→ SHORT PROBLEM: All of the data needs to be repeated exactly.
━━ RECORD LIST ━━
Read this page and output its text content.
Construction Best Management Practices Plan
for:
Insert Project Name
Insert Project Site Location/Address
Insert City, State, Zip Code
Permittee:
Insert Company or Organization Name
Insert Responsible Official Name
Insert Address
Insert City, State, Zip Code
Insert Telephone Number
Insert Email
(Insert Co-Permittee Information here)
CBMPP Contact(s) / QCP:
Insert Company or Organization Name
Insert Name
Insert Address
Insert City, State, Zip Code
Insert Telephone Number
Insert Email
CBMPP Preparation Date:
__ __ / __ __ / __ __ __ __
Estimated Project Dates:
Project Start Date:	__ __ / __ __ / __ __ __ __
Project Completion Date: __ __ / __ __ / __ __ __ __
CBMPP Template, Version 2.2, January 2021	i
━━━
→ TASK OUTPUT:
Read this page and output its text content.
Construction Best Management Practices Plan
for:
Insert Project Name
Insert Project Site Location/Address
Insert City, State, Zip Code
Permittee:
Insert Company or Organization Name
Insert Responsible Official Name
Insert Address
Insert City, State, Zip Code
Insert Telephone Number
Insert Email
(Insert Co-Permittee Information here)
CBMPP Contact(s) / QCP:
Insert Company or Organization Name
Insert Name
Insert Address
Insert City, State, Zip Code
Insert Telephone Number
Insert Email
CBMPP Preparation Date:
__ __ / __ __ / __ __ __ __
Estimated Project Dates:
Project Start Date:	__ __ / __ __ / __ __ __ __
Project Completion Date: __ __ / __ __ / __ __ __ __
CBMPP Template, Version 2.2, January 2021	i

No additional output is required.